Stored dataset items
##########

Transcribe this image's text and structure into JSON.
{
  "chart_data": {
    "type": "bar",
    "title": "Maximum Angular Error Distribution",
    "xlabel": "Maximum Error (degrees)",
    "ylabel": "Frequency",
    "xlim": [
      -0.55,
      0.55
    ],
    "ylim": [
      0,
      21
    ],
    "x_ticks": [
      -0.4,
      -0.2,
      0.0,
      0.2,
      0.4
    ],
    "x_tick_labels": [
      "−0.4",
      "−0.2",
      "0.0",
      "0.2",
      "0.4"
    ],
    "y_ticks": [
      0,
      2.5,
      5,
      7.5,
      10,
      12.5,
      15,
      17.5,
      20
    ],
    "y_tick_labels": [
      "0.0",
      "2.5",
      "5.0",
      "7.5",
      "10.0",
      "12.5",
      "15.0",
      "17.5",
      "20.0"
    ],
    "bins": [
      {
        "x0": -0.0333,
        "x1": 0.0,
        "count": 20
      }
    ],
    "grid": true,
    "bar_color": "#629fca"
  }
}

##########

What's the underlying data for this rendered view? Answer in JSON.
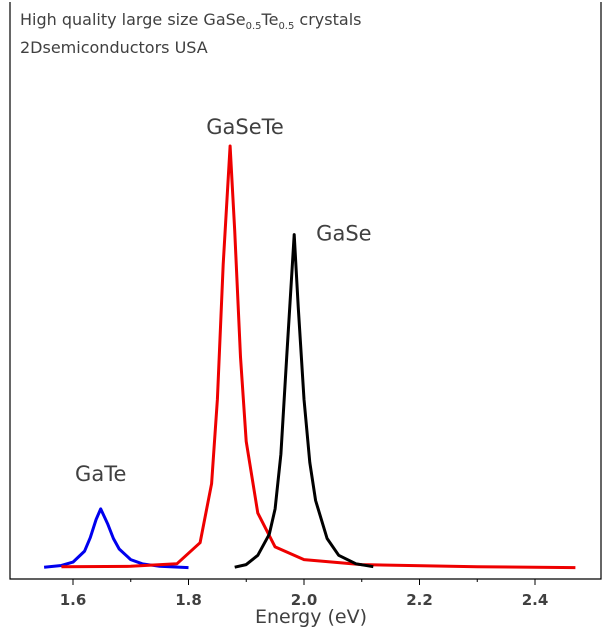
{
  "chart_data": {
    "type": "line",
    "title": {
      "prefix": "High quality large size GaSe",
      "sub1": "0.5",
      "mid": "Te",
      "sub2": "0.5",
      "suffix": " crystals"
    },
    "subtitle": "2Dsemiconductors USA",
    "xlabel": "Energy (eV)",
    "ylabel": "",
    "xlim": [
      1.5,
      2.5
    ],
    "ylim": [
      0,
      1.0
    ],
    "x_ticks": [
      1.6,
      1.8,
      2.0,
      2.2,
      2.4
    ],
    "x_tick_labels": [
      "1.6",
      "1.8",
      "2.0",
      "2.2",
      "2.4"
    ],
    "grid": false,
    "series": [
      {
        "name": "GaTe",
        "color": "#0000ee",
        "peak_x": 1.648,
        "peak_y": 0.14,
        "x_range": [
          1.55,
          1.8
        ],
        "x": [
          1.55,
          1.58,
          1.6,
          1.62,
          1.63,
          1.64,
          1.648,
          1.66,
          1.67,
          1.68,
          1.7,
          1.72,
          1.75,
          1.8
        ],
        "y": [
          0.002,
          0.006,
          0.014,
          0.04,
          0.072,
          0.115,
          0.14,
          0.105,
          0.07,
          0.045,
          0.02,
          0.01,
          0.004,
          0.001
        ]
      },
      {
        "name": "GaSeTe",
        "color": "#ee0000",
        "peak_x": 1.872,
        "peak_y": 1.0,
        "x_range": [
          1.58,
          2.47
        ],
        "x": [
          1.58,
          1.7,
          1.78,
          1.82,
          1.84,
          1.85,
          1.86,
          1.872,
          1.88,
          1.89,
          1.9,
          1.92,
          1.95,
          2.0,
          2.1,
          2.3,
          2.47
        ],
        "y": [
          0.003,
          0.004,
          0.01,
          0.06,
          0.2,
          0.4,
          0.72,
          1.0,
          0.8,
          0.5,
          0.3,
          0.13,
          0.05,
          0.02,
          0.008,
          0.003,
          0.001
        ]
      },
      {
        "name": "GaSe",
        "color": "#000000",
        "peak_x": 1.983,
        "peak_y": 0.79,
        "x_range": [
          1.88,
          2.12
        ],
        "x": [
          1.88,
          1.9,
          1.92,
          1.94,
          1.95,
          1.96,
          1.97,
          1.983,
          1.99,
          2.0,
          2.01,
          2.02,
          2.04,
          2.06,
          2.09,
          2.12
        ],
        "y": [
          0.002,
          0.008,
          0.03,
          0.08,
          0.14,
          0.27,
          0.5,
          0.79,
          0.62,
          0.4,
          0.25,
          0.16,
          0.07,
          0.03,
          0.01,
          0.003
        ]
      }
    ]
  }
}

##########

→ **What you are asked to do**: Nothing but a number is needed here: how many lines hold the string "Error"?

→ **Exercise response**: 2